Data tied to figure images
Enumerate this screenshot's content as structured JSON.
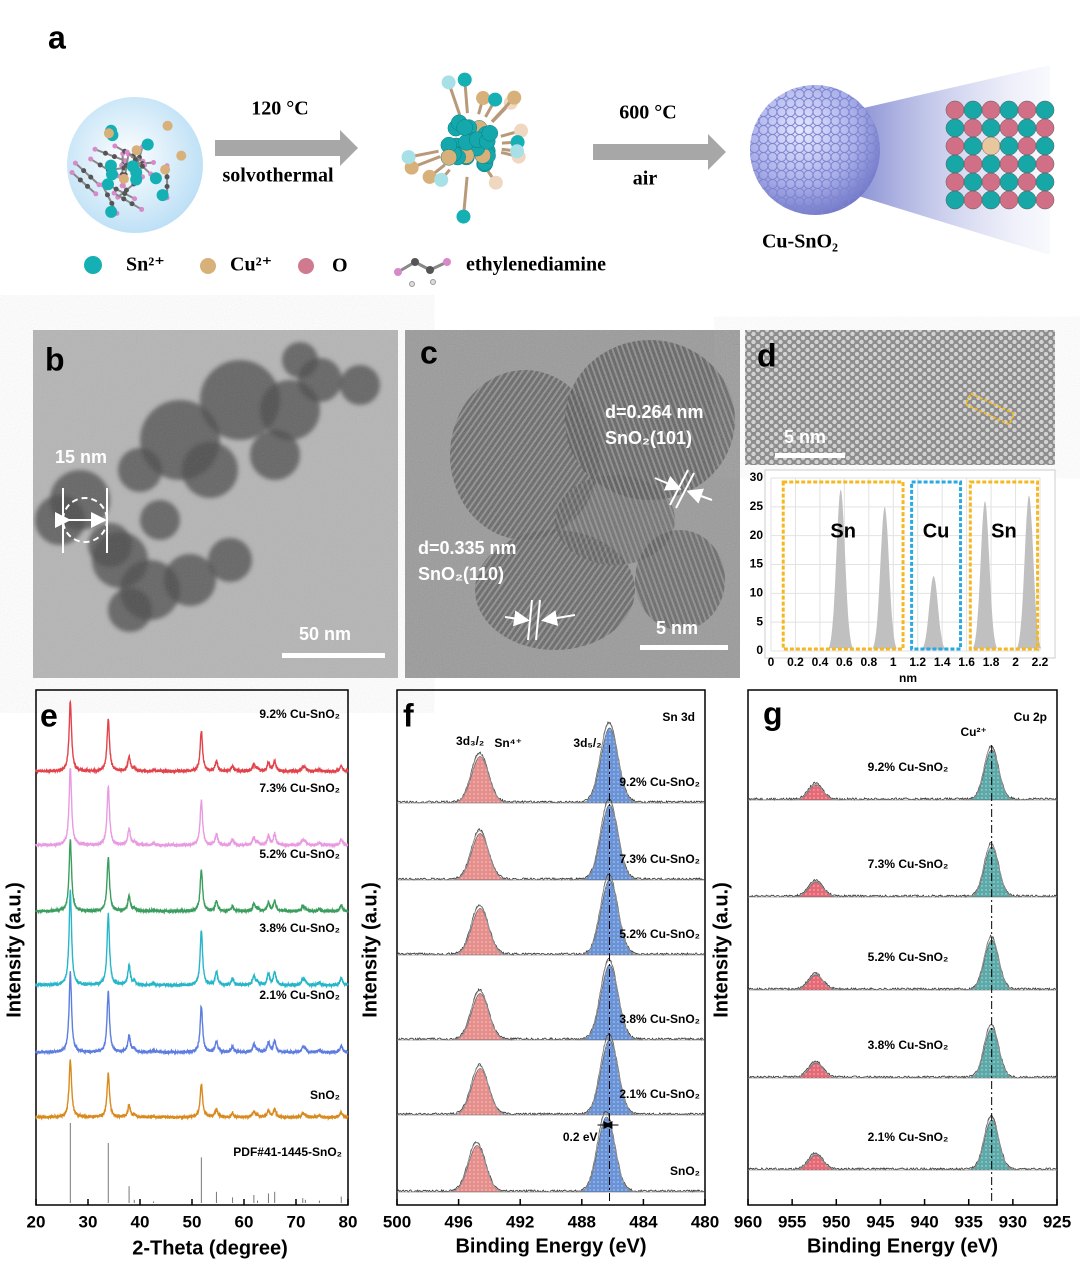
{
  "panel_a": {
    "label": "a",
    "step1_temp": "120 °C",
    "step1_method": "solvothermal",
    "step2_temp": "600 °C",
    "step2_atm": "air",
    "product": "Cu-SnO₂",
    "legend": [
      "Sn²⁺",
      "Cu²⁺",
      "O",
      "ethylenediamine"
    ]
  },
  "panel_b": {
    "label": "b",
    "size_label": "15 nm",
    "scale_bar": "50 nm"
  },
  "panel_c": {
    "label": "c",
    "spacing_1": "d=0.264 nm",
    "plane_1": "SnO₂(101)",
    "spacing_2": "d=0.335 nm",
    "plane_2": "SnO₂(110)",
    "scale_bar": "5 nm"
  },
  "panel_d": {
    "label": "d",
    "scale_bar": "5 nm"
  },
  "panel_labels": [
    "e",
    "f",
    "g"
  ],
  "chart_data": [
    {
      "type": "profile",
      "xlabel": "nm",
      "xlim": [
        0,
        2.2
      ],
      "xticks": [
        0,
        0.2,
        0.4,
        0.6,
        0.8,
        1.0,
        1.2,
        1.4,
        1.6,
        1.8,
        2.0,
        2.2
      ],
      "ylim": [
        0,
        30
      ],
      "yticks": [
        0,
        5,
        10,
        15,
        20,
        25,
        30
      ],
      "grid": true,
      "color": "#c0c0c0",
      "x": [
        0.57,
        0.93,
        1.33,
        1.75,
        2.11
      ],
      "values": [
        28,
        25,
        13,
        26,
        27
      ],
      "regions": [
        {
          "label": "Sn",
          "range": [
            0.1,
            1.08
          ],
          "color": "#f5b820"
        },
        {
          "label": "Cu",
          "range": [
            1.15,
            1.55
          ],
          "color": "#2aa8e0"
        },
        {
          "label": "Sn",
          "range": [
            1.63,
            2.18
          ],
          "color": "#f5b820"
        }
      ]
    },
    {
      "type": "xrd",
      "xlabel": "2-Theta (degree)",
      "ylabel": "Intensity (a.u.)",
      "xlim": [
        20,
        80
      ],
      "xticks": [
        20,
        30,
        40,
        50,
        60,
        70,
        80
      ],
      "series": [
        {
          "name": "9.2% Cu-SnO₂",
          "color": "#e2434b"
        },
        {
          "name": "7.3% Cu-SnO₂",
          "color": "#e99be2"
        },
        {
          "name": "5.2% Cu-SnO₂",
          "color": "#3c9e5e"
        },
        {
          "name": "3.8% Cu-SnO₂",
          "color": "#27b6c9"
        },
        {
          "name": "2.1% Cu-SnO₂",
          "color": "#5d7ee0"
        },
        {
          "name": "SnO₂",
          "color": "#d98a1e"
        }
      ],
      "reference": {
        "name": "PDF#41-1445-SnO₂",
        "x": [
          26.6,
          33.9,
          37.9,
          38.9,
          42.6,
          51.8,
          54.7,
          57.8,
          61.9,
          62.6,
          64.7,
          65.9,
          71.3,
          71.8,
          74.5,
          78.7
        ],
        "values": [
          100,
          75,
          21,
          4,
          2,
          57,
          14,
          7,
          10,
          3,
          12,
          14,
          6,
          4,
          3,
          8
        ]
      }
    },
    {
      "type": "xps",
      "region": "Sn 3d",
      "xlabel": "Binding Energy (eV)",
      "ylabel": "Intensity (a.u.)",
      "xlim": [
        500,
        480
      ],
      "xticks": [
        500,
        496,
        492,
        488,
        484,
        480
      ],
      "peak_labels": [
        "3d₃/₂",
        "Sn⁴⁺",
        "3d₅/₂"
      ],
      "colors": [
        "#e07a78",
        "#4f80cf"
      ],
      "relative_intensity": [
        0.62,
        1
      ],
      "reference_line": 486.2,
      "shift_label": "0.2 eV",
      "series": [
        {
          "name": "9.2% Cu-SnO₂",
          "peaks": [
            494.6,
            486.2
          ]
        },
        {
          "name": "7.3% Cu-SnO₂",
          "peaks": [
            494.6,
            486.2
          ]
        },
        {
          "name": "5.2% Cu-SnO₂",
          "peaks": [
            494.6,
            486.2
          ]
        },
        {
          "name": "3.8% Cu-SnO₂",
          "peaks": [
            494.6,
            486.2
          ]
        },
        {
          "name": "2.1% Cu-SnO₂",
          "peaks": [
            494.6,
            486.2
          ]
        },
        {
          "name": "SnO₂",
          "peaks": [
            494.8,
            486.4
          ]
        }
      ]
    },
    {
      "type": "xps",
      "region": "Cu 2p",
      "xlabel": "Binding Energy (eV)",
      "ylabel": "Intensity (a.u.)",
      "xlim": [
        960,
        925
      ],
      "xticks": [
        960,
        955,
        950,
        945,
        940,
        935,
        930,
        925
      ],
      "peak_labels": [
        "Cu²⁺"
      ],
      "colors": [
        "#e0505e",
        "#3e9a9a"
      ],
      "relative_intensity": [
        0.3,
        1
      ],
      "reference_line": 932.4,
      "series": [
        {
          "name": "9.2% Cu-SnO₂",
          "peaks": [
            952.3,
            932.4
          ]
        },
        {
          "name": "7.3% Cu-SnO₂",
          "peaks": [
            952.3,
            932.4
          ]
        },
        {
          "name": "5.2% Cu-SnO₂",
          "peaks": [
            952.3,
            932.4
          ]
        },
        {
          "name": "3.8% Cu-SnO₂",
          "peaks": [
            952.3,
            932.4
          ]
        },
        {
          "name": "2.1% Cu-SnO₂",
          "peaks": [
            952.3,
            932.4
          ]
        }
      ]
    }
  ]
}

# Challenge:
Give back all entries exactly. No pictures belong in the copy.

# Result of the task:
Enumerate this screenshot's content as structured JSON.
{
  "panel_a": {
    "label": "a",
    "step1_temp": "120 °C",
    "step1_method": "solvothermal",
    "step2_temp": "600 °C",
    "step2_atm": "air",
    "product": "Cu-SnO₂",
    "legend": [
      "Sn²⁺",
      "Cu²⁺",
      "O",
      "ethylenediamine"
    ]
  },
  "panel_b": {
    "label": "b",
    "size_label": "15 nm",
    "scale_bar": "50 nm"
  },
  "panel_c": {
    "label": "c",
    "spacing_1": "d=0.264 nm",
    "plane_1": "SnO₂(101)",
    "spacing_2": "d=0.335 nm",
    "plane_2": "SnO₂(110)",
    "scale_bar": "5 nm"
  },
  "panel_d": {
    "label": "d",
    "scale_bar": "5 nm"
  },
  "panel_labels": [
    "e",
    "f",
    "g"
  ],
  "chart_data": [
    {
      "type": "profile",
      "xlabel": "nm",
      "xlim": [
        0,
        2.2
      ],
      "xticks": [
        0,
        0.2,
        0.4,
        0.6,
        0.8,
        1.0,
        1.2,
        1.4,
        1.6,
        1.8,
        2.0,
        2.2
      ],
      "ylim": [
        0,
        30
      ],
      "yticks": [
        0,
        5,
        10,
        15,
        20,
        25,
        30
      ],
      "grid": true,
      "color": "#c0c0c0",
      "x": [
        0.57,
        0.93,
        1.33,
        1.75,
        2.11
      ],
      "values": [
        28,
        25,
        13,
        26,
        27
      ],
      "regions": [
        {
          "label": "Sn",
          "range": [
            0.1,
            1.08
          ],
          "color": "#f5b820"
        },
        {
          "label": "Cu",
          "range": [
            1.15,
            1.55
          ],
          "color": "#2aa8e0"
        },
        {
          "label": "Sn",
          "range": [
            1.63,
            2.18
          ],
          "color": "#f5b820"
        }
      ]
    },
    {
      "type": "xrd",
      "xlabel": "2-Theta (degree)",
      "ylabel": "Intensity (a.u.)",
      "xlim": [
        20,
        80
      ],
      "xticks": [
        20,
        30,
        40,
        50,
        60,
        70,
        80
      ],
      "series": [
        {
          "name": "9.2% Cu-SnO₂",
          "color": "#e2434b"
        },
        {
          "name": "7.3% Cu-SnO₂",
          "color": "#e99be2"
        },
        {
          "name": "5.2% Cu-SnO₂",
          "color": "#3c9e5e"
        },
        {
          "name": "3.8% Cu-SnO₂",
          "color": "#27b6c9"
        },
        {
          "name": "2.1% Cu-SnO₂",
          "color": "#5d7ee0"
        },
        {
          "name": "SnO₂",
          "color": "#d98a1e"
        }
      ],
      "reference": {
        "name": "PDF#41-1445-SnO₂",
        "x": [
          26.6,
          33.9,
          37.9,
          38.9,
          42.6,
          51.8,
          54.7,
          57.8,
          61.9,
          62.6,
          64.7,
          65.9,
          71.3,
          71.8,
          74.5,
          78.7
        ],
        "values": [
          100,
          75,
          21,
          4,
          2,
          57,
          14,
          7,
          10,
          3,
          12,
          14,
          6,
          4,
          3,
          8
        ]
      }
    },
    {
      "type": "xps",
      "region": "Sn 3d",
      "xlabel": "Binding Energy (eV)",
      "ylabel": "Intensity (a.u.)",
      "xlim": [
        500,
        480
      ],
      "xticks": [
        500,
        496,
        492,
        488,
        484,
        480
      ],
      "peak_labels": [
        "3d₃/₂",
        "Sn⁴⁺",
        "3d₅/₂"
      ],
      "colors": [
        "#e07a78",
        "#4f80cf"
      ],
      "relative_intensity": [
        0.62,
        1
      ],
      "reference_line": 486.2,
      "shift_label": "0.2 eV",
      "series": [
        {
          "name": "9.2% Cu-SnO₂",
          "peaks": [
            494.6,
            486.2
          ]
        },
        {
          "name": "7.3% Cu-SnO₂",
          "peaks": [
            494.6,
            486.2
          ]
        },
        {
          "name": "5.2% Cu-SnO₂",
          "peaks": [
            494.6,
            486.2
          ]
        },
        {
          "name": "3.8% Cu-SnO₂",
          "peaks": [
            494.6,
            486.2
          ]
        },
        {
          "name": "2.1% Cu-SnO₂",
          "peaks": [
            494.6,
            486.2
          ]
        },
        {
          "name": "SnO₂",
          "peaks": [
            494.8,
            486.4
          ]
        }
      ]
    },
    {
      "type": "xps",
      "region": "Cu 2p",
      "xlabel": "Binding Energy (eV)",
      "ylabel": "Intensity (a.u.)",
      "xlim": [
        960,
        925
      ],
      "xticks": [
        960,
        955,
        950,
        945,
        940,
        935,
        930,
        925
      ],
      "peak_labels": [
        "Cu²⁺"
      ],
      "colors": [
        "#e0505e",
        "#3e9a9a"
      ],
      "relative_intensity": [
        0.3,
        1
      ],
      "reference_line": 932.4,
      "series": [
        {
          "name": "9.2% Cu-SnO₂",
          "peaks": [
            952.3,
            932.4
          ]
        },
        {
          "name": "7.3% Cu-SnO₂",
          "peaks": [
            952.3,
            932.4
          ]
        },
        {
          "name": "5.2% Cu-SnO₂",
          "peaks": [
            952.3,
            932.4
          ]
        },
        {
          "name": "3.8% Cu-SnO₂",
          "peaks": [
            952.3,
            932.4
          ]
        },
        {
          "name": "2.1% Cu-SnO₂",
          "peaks": [
            952.3,
            932.4
          ]
        }
      ]
    }
  ]
}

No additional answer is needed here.